→ Problem description:
Your task is to output the entries below word for word.
* begin Source records *
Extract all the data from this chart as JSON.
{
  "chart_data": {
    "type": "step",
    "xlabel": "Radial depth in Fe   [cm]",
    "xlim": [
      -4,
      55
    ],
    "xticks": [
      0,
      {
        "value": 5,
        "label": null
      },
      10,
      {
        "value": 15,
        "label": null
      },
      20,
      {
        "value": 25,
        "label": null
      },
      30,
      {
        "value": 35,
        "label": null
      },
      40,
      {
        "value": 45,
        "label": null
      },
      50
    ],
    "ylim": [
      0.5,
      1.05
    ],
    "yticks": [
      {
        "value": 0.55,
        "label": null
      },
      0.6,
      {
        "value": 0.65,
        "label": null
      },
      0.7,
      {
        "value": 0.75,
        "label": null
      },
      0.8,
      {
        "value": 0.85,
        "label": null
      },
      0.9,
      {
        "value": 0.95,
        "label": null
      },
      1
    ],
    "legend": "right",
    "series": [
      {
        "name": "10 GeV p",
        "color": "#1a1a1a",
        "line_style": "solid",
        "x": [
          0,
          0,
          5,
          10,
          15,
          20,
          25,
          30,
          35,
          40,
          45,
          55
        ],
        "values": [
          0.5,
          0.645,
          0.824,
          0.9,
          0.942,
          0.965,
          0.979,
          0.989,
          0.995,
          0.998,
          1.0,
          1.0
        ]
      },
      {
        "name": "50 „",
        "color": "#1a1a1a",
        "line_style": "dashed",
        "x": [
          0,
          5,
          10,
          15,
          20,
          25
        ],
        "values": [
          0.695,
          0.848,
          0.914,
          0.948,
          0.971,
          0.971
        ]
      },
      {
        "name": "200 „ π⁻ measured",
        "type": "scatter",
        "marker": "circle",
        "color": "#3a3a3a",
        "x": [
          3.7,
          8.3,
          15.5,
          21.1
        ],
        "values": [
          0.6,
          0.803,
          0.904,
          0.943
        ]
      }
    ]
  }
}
* end Source records *
→ Output for this task:
Extract all the data from this chart as JSON.
{
  "chart_data": {
    "type": "step",
    "xlabel": "Radial depth in Fe   [cm]",
    "xlim": [
      -4,
      55
    ],
    "xticks": [
      0,
      {
        "value": 5,
        "label": null
      },
      10,
      {
        "value": 15,
        "label": null
      },
      20,
      {
        "value": 25,
        "label": null
      },
      30,
      {
        "value": 35,
        "label": null
      },
      40,
      {
        "value": 45,
        "label": null
      },
      50
    ],
    "ylim": [
      0.5,
      1.05
    ],
    "yticks": [
      {
        "value": 0.55,
        "label": null
      },
      0.6,
      {
        "value": 0.65,
        "label": null
      },
      0.7,
      {
        "value": 0.75,
        "label": null
      },
      0.8,
      {
        "value": 0.85,
        "label": null
      },
      0.9,
      {
        "value": 0.95,
        "label": null
      },
      1
    ],
    "legend": "right",
    "series": [
      {
        "name": "10 GeV p",
        "color": "#1a1a1a",
        "line_style": "solid",
        "x": [
          0,
          0,
          5,
          10,
          15,
          20,
          25,
          30,
          35,
          40,
          45,
          55
        ],
        "values": [
          0.5,
          0.645,
          0.824,
          0.9,
          0.942,
          0.965,
          0.979,
          0.989,
          0.995,
          0.998,
          1.0,
          1.0
        ]
      },
      {
        "name": "50 „",
        "color": "#1a1a1a",
        "line_style": "dashed",
        "x": [
          0,
          5,
          10,
          15,
          20,
          25
        ],
        "values": [
          0.695,
          0.848,
          0.914,
          0.948,
          0.971,
          0.971
        ]
      },
      {
        "name": "200 „ π⁻ measured",
        "type": "scatter",
        "marker": "circle",
        "color": "#3a3a3a",
        "x": [
          3.7,
          8.3,
          15.5,
          21.1
        ],
        "values": [
          0.6,
          0.803,
          0.904,
          0.943
        ]
      }
    ]
  }
}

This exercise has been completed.